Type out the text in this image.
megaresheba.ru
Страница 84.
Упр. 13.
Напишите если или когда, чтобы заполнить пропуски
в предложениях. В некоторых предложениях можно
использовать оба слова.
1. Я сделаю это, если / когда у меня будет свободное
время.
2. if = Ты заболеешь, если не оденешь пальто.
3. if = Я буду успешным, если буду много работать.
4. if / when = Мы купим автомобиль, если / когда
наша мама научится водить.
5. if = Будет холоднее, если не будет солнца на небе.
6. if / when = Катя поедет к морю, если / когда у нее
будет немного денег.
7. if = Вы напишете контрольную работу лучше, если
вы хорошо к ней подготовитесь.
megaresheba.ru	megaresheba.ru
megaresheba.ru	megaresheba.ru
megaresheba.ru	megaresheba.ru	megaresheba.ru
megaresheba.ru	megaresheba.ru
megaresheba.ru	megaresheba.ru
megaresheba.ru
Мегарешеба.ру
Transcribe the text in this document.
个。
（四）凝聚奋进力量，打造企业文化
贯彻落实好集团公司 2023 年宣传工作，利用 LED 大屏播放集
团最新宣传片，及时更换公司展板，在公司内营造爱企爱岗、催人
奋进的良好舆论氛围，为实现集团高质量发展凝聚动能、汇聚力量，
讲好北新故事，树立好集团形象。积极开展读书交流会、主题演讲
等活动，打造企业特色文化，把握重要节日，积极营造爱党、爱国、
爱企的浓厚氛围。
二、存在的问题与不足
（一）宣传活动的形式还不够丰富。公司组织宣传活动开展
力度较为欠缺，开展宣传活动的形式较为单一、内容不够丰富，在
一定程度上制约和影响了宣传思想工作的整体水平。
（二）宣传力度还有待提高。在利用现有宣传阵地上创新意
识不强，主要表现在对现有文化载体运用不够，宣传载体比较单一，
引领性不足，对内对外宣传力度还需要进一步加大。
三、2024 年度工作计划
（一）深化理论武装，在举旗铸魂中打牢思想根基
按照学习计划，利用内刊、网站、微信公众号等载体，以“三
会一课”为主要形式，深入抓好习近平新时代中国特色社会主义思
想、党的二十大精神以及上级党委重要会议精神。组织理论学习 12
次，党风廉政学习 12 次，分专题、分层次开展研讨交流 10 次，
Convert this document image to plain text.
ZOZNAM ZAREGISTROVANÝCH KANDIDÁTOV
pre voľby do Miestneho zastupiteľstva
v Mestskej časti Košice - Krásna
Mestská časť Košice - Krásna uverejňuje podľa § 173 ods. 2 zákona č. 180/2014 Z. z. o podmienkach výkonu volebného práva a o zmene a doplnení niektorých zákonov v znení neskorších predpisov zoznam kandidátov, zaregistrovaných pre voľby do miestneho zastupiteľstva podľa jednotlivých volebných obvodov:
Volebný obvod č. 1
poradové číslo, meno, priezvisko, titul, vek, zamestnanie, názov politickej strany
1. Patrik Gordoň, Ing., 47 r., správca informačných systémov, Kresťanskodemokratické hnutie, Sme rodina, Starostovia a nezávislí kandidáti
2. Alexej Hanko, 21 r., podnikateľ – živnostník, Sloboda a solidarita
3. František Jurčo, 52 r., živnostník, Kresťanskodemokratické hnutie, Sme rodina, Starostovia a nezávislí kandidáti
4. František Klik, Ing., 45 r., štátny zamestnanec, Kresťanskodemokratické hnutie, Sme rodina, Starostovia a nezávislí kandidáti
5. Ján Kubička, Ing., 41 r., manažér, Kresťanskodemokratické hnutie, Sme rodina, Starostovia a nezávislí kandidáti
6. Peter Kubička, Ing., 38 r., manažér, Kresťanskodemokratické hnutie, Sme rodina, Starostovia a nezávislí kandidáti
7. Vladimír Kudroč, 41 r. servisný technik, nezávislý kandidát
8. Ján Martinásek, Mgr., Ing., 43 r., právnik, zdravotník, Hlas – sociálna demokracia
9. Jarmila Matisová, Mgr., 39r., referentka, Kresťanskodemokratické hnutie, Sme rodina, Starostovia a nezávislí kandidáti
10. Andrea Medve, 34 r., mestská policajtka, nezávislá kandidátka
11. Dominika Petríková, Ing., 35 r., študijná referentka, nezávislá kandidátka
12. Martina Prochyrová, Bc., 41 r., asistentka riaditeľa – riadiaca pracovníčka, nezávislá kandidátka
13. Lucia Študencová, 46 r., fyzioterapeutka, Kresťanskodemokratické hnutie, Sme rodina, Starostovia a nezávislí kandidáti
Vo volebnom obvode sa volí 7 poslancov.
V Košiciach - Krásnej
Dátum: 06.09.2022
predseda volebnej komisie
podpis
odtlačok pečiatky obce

***

• Goal
Retype every entry word for word.

• Solution to the problem
Type out the text in this image.
megaresheba.ru
Страница 84.
Упр. 13.
Напишите если или когда, чтобы заполнить пропуски
в предложениях. В некоторых предложениях можно
использовать оба слова.
1. Я сделаю это, если / когда у меня будет свободное
время.
2. if = Ты заболеешь, если не оденешь пальто.
3. if = Я буду успешным, если буду много работать.
4. if / when = Мы купим автомобиль, если / когда
наша мама научится водить.
5. if = Будет холоднее, если не будет солнца на небе.
6. if / when = Катя поедет к морю, если / когда у нее
будет немного денег.
7. if = Вы напишете контрольную работу лучше, если
вы хорошо к ней подготовитесь.
megaresheba.ru	megaresheba.ru
megaresheba.ru	megaresheba.ru
megaresheba.ru	megaresheba.ru	megaresheba.ru
megaresheba.ru	megaresheba.ru
megaresheba.ru	megaresheba.ru
megaresheba.ru
Мегарешеба.ру
Transcribe the text in this document.
个。
（四）凝聚奋进力量，打造企业文化
贯彻落实好集团公司 2023 年宣传工作，利用 LED 大屏播放集
团最新宣传片，及时更换公司展板，在公司内营造爱企爱岗、催人
奋进的良好舆论氛围，为实现集团高质量发展凝聚动能、汇聚力量，
讲好北新故事，树立好集团形象。积极开展读书交流会、主题演讲
等活动，打造企业特色文化，把握重要节日，积极营造爱党、爱国、
爱企的浓厚氛围。
二、存在的问题与不足
（一）宣传活动的形式还不够丰富。公司组织宣传活动开展
力度较为欠缺，开展宣传活动的形式较为单一、内容不够丰富，在
一定程度上制约和影响了宣传思想工作的整体水平。
（二）宣传力度还有待提高。在利用现有宣传阵地上创新意
识不强，主要表现在对现有文化载体运用不够，宣传载体比较单一，
引领性不足，对内对外宣传力度还需要进一步加大。
三、2024 年度工作计划
（一）深化理论武装，在举旗铸魂中打牢思想根基
按照学习计划，利用内刊、网站、微信公众号等载体，以“三
会一课”为主要形式，深入抓好习近平新时代中国特色社会主义思
想、党的二十大精神以及上级党委重要会议精神。组织理论学习 12
次，党风廉政学习 12 次，分专题、分层次开展研讨交流 10 次，
Convert this document image to plain text.
ZOZNAM ZAREGISTROVANÝCH KANDIDÁTOV
pre voľby do Miestneho zastupiteľstva
v Mestskej časti Košice - Krásna
Mestská časť Košice - Krásna uverejňuje podľa § 173 ods. 2 zákona č. 180/2014 Z. z. o podmienkach výkonu volebného práva a o zmene a doplnení niektorých zákonov v znení neskorších predpisov zoznam kandidátov, zaregistrovaných pre voľby do miestneho zastupiteľstva podľa jednotlivých volebných obvodov:
Volebný obvod č. 1
poradové číslo, meno, priezvisko, titul, vek, zamestnanie, názov politickej strany
1. Patrik Gordoň, Ing., 47 r., správca informačných systémov, Kresťanskodemokratické hnutie, Sme rodina, Starostovia a nezávislí kandidáti
2. Alexej Hanko, 21 r., podnikateľ – živnostník, Sloboda a solidarita
3. František Jurčo, 52 r., živnostník, Kresťanskodemokratické hnutie, Sme rodina, Starostovia a nezávislí kandidáti
4. František Klik, Ing., 45 r., štátny zamestnanec, Kresťanskodemokratické hnutie, Sme rodina, Starostovia a nezávislí kandidáti
5. Ján Kubička, Ing., 41 r., manažér, Kresťanskodemokratické hnutie, Sme rodina, Starostovia a nezávislí kandidáti
6. Peter Kubička, Ing., 38 r., manažér, Kresťanskodemokratické hnutie, Sme rodina, Starostovia a nezávislí kandidáti
7. Vladimír Kudroč, 41 r. servisný technik, nezávislý kandidát
8. Ján Martinásek, Mgr., Ing., 43 r., právnik, zdravotník, Hlas – sociálna demokracia
9. Jarmila Matisová, Mgr., 39r., referentka, Kresťanskodemokratické hnutie, Sme rodina, Starostovia a nezávislí kandidáti
10. Andrea Medve, 34 r., mestská policajtka, nezávislá kandidátka
11. Dominika Petríková, Ing., 35 r., študijná referentka, nezávislá kandidátka
12. Martina Prochyrová, Bc., 41 r., asistentka riaditeľa – riadiaca pracovníčka, nezávislá kandidátka
13. Lucia Študencová, 46 r., fyzioterapeutka, Kresťanskodemokratické hnutie, Sme rodina, Starostovia a nezávislí kandidáti
Vo volebnom obvode sa volí 7 poslancov.
V Košiciach - Krásnej
Dátum: 06.09.2022
predseda volebnej komisie
podpis
odtlačok pečiatky obce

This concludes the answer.